§ **Your objective**
Retype all of the data exactly as given.

++++++++++++++++++++

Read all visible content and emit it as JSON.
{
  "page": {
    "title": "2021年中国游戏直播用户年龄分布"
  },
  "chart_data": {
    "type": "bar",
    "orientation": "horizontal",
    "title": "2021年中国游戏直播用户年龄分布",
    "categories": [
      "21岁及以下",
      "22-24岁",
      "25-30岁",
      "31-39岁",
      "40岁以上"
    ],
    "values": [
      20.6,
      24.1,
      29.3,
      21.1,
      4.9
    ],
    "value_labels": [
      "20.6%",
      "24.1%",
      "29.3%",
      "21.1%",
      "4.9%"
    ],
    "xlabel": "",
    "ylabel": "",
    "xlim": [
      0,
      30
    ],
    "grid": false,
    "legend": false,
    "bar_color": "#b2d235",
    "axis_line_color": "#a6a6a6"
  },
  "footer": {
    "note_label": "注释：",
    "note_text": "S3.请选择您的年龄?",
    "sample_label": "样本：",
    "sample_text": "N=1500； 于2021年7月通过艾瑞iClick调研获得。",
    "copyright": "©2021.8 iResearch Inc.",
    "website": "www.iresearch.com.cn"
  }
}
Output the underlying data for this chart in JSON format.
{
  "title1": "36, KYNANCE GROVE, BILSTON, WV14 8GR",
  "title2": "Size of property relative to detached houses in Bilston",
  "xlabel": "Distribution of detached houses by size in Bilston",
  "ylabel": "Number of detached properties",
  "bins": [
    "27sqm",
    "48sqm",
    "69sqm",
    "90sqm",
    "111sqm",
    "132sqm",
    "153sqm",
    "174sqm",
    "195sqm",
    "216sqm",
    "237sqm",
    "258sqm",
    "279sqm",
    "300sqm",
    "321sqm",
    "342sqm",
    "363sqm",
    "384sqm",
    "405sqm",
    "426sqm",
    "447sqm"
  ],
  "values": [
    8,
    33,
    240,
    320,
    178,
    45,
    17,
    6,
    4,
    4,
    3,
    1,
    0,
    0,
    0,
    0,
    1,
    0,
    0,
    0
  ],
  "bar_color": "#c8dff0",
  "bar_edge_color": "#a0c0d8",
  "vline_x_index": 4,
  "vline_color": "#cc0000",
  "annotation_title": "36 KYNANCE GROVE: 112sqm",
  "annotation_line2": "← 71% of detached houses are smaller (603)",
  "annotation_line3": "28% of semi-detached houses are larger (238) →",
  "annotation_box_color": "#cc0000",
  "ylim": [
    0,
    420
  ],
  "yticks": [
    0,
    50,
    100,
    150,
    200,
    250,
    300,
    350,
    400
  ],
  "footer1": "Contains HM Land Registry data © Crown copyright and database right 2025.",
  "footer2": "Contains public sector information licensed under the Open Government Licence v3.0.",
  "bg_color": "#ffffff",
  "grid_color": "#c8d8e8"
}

++++++++++++++++++++

§ **Output for this task**
Read all visible content and emit it as JSON.
{
  "page": {
    "title": "2021年中国游戏直播用户年龄分布"
  },
  "chart_data": {
    "type": "bar",
    "orientation": "horizontal",
    "title": "2021年中国游戏直播用户年龄分布",
    "categories": [
      "21岁及以下",
      "22-24岁",
      "25-30岁",
      "31-39岁",
      "40岁以上"
    ],
    "values": [
      20.6,
      24.1,
      29.3,
      21.1,
      4.9
    ],
    "value_labels": [
      "20.6%",
      "24.1%",
      "29.3%",
      "21.1%",
      "4.9%"
    ],
    "xlabel": "",
    "ylabel": "",
    "xlim": [
      0,
      30
    ],
    "grid": false,
    "legend": false,
    "bar_color": "#b2d235",
    "axis_line_color": "#a6a6a6"
  },
  "footer": {
    "note_label": "注释：",
    "note_text": "S3.请选择您的年龄?",
    "sample_label": "样本：",
    "sample_text": "N=1500； 于2021年7月通过艾瑞iClick调研获得。",
    "copyright": "©2021.8 iResearch Inc.",
    "website": "www.iresearch.com.cn"
  }
}
Output the underlying data for this chart in JSON format.
{
  "title1": "36, KYNANCE GROVE, BILSTON, WV14 8GR",
  "title2": "Size of property relative to detached houses in Bilston",
  "xlabel": "Distribution of detached houses by size in Bilston",
  "ylabel": "Number of detached properties",
  "bins": [
    "27sqm",
    "48sqm",
    "69sqm",
    "90sqm",
    "111sqm",
    "132sqm",
    "153sqm",
    "174sqm",
    "195sqm",
    "216sqm",
    "237sqm",
    "258sqm",
    "279sqm",
    "300sqm",
    "321sqm",
    "342sqm",
    "363sqm",
    "384sqm",
    "405sqm",
    "426sqm",
    "447sqm"
  ],
  "values": [
    8,
    33,
    240,
    320,
    178,
    45,
    17,
    6,
    4,
    4,
    3,
    1,
    0,
    0,
    0,
    0,
    1,
    0,
    0,
    0
  ],
  "bar_color": "#c8dff0",
  "bar_edge_color": "#a0c0d8",
  "vline_x_index": 4,
  "vline_color": "#cc0000",
  "annotation_title": "36 KYNANCE GROVE: 112sqm",
  "annotation_line2": "← 71% of detached houses are smaller (603)",
  "annotation_line3": "28% of semi-detached houses are larger (238) →",
  "annotation_box_color": "#cc0000",
  "ylim": [
    0,
    420
  ],
  "yticks": [
    0,
    50,
    100,
    150,
    200,
    250,
    300,
    350,
    400
  ],
  "footer1": "Contains HM Land Registry data © Crown copyright and database right 2025.",
  "footer2": "Contains public sector information licensed under the Open Government Licence v3.0.",
  "bg_color": "#ffffff",
  "grid_color": "#c8d8e8"
}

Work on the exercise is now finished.